Set the listing down again exactly, please, apart from its pictures.
— START SUPPLIED DATA —
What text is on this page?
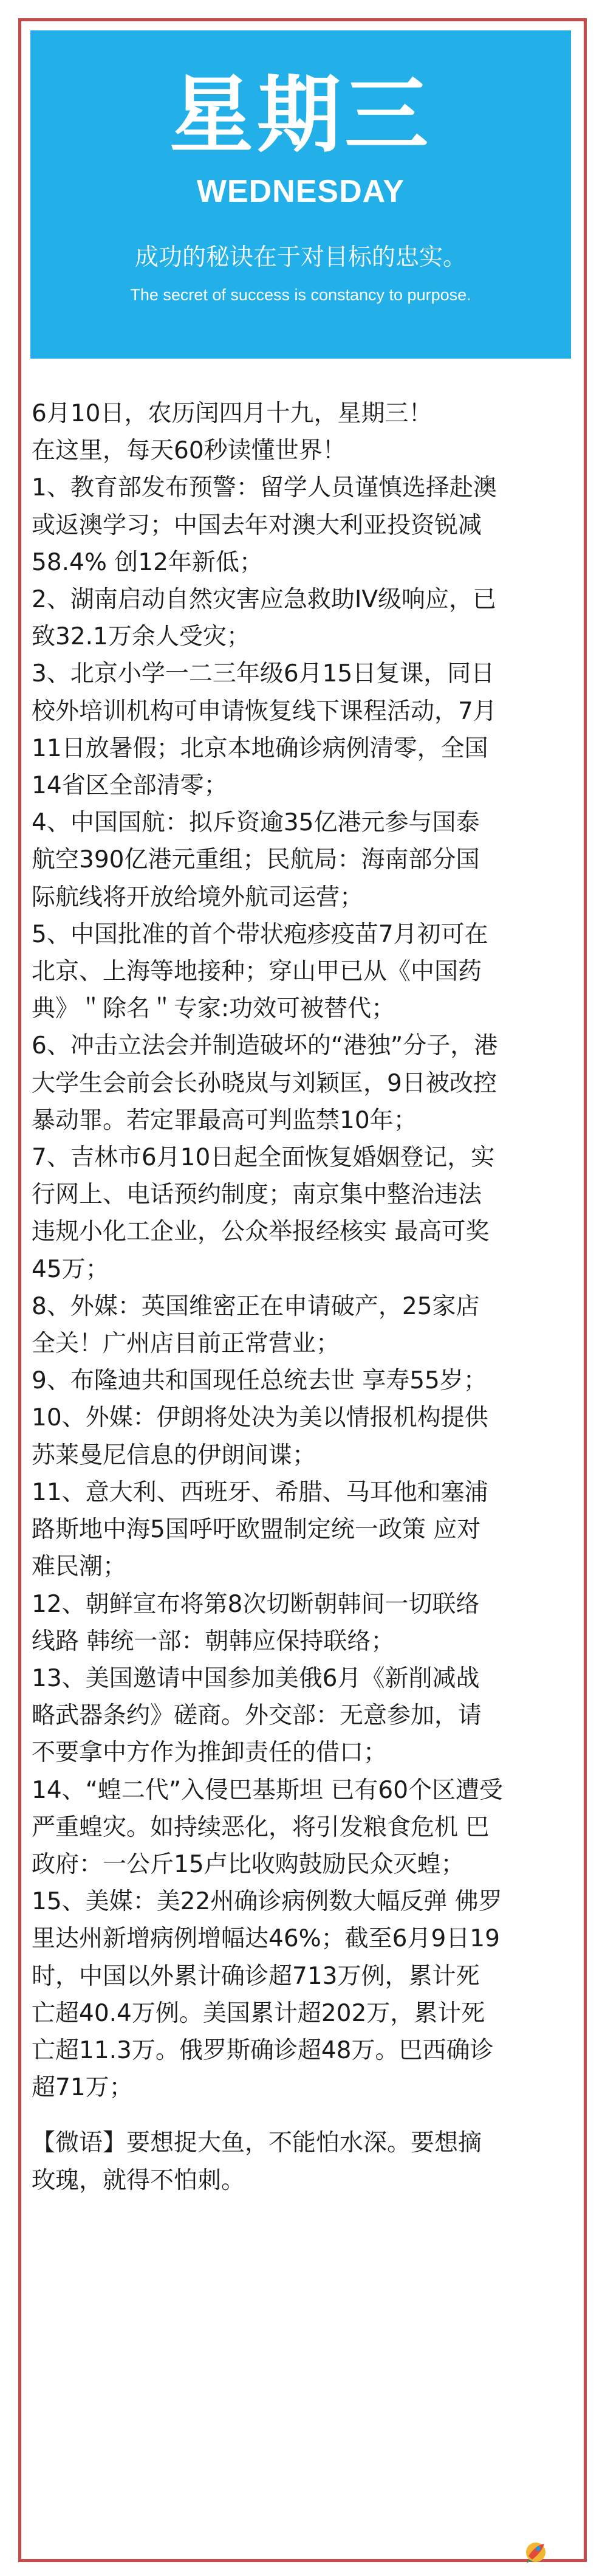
星期三
WEDNESDAY
成功的秘诀在于对目标的忠实。
The secret of success is constancy to purpose.

6月10日，农历闰四月十九，星期三！

在这里，每天60秒读懂世界！

1、教育部发布预警：留学人员谨慎选择赴澳

或返澳学习；中国去年对澳大利亚投资锐减

58.4% 创12年新低；

2、湖南启动自然灾害应急救助IV级响应，已

致32.1万余人受灾；

3、北京小学一二三年级6月15日复课，同日

校外培训机构可申请恢复线下课程活动，7月

11日放暑假；北京本地确诊病例清零，全国

14省区全部清零；

4、中国国航：拟斥资逾35亿港元参与国泰

航空390亿港元重组；民航局：海南部分国

际航线将开放给境外航司运营；

5、中国批准的首个带状疱疹疫苗7月初可在

北京、上海等地接种；穿山甲已从《中国药

典》＂除名＂专家:功效可被替代；

6、冲击立法会并制造破坏的“港独”分子，港

大学生会前会长孙晓岚与刘颖匡，9日被改控

暴动罪。若定罪最高可判监禁10年；

7、吉林市6月10日起全面恢复婚姻登记，实

行网上、电话预约制度；南京集中整治违法

违规小化工企业，公众举报经核实 最高可奖

45万；

8、外媒：英国维密正在申请破产，25家店

全关！广州店目前正常营业；

9、布隆迪共和国现任总统去世 享寿55岁；

10、外媒：伊朗将处决为美以情报机构提供

苏莱曼尼信息的伊朗间谍；

11、意大利、西班牙、希腊、马耳他和塞浦

路斯地中海5国呼吁欧盟制定统一政策 应对

难民潮；

12、朝鲜宣布将第8次切断朝韩间一切联络

线路 韩统一部：朝韩应保持联络；

13、美国邀请中国参加美俄6月《新削减战

略武器条约》磋商。外交部：无意参加，请

不要拿中方作为推卸责任的借口；

14、“蝗二代”入侵巴基斯坦 已有60个区遭受

严重蝗灾。如持续恶化，将引发粮食危机 巴

政府：一公斤15卢比收购鼓励民众灭蝗；

15、美媒：美22州确诊病例数大幅反弹 佛罗

里达州新增病例增幅达46%；截至6月9日19

时，中国以外累计确诊超713万例，累计死

亡超40.4万例。美国累计超202万，累计死

亡超11.3万。俄罗斯确诊超48万。巴西确诊

超71万；

【微语】要想捉大鱼，不能怕水深。要想摘

玫瑰，就得不怕刺。
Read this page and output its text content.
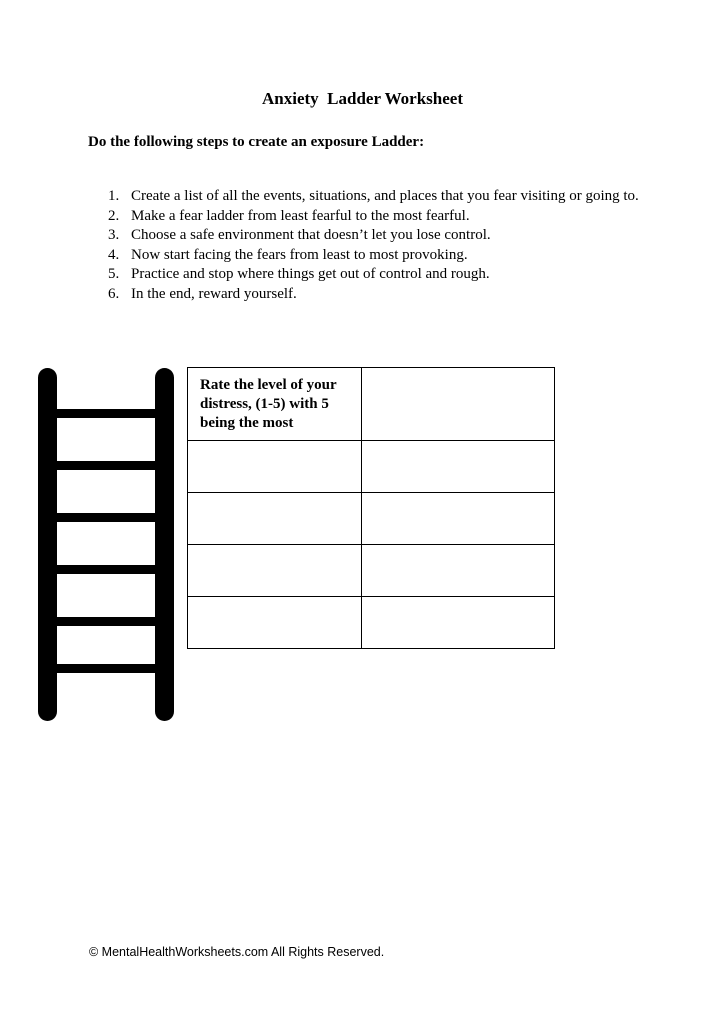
Anxiety  Ladder Worksheet

Do the following steps to create an exposure Ladder:

1. Create a list of all the events, situations, and places that you fear visiting or going to.
2. Make a fear ladder from least fearful to the most fearful.
3. Choose a safe environment that doesn’t let you lose control.
4. Now start facing the fears from least to most provoking.
5. Practice and stop where things get out of control and rough.
6. In the end, reward yourself.
Rate the level of your distress, (1-5) with 5 being the most	

© MentalHealthWorksheets.com All Rights Reserved.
— END SUPPLIED DATA —
SOLVED EXERCISE:
What text is on this page?
星期三
WEDNESDAY
成功的秘诀在于对目标的忠实。
The secret of success is constancy to purpose.

6月10日，农历闰四月十九，星期三！

在这里，每天60秒读懂世界！

1、教育部发布预警：留学人员谨慎选择赴澳

或返澳学习；中国去年对澳大利亚投资锐减

58.4% 创12年新低；

2、湖南启动自然灾害应急救助IV级响应，已

致32.1万余人受灾；

3、北京小学一二三年级6月15日复课，同日

校外培训机构可申请恢复线下课程活动，7月

11日放暑假；北京本地确诊病例清零，全国

14省区全部清零；

4、中国国航：拟斥资逾35亿港元参与国泰

航空390亿港元重组；民航局：海南部分国

际航线将开放给境外航司运营；

5、中国批准的首个带状疱疹疫苗7月初可在

北京、上海等地接种；穿山甲已从《中国药

典》＂除名＂专家:功效可被替代；

6、冲击立法会并制造破坏的“港独”分子，港

大学生会前会长孙晓岚与刘颖匡，9日被改控

暴动罪。若定罪最高可判监禁10年；

7、吉林市6月10日起全面恢复婚姻登记，实

行网上、电话预约制度；南京集中整治违法

违规小化工企业，公众举报经核实 最高可奖

45万；

8、外媒：英国维密正在申请破产，25家店

全关！广州店目前正常营业；

9、布隆迪共和国现任总统去世 享寿55岁；

10、外媒：伊朗将处决为美以情报机构提供

苏莱曼尼信息的伊朗间谍；

11、意大利、西班牙、希腊、马耳他和塞浦

路斯地中海5国呼吁欧盟制定统一政策 应对

难民潮；

12、朝鲜宣布将第8次切断朝韩间一切联络

线路 韩统一部：朝韩应保持联络；

13、美国邀请中国参加美俄6月《新削减战

略武器条约》磋商。外交部：无意参加，请

不要拿中方作为推卸责任的借口；

14、“蝗二代”入侵巴基斯坦 已有60个区遭受

严重蝗灾。如持续恶化，将引发粮食危机 巴

政府：一公斤15卢比收购鼓励民众灭蝗；

15、美媒：美22州确诊病例数大幅反弹 佛罗

里达州新增病例增幅达46%；截至6月9日19

时，中国以外累计确诊超713万例，累计死

亡超40.4万例。美国累计超202万，累计死

亡超11.3万。俄罗斯确诊超48万。巴西确诊

超71万；

【微语】要想捉大鱼，不能怕水深。要想摘

玫瑰，就得不怕刺。
Read this page and output its text content.
Anxiety  Ladder Worksheet

Do the following steps to create an exposure Ladder:

1. Create a list of all the events, situations, and places that you fear visiting or going to.
2. Make a fear ladder from least fearful to the most fearful.
3. Choose a safe environment that doesn’t let you lose control.
4. Now start facing the fears from least to most provoking.
5. Practice and stop where things get out of control and rough.
6. In the end, reward yourself.
Rate the level of your distress, (1-5) with 5 being the most	

© MentalHealthWorksheets.com All Rights Reserved.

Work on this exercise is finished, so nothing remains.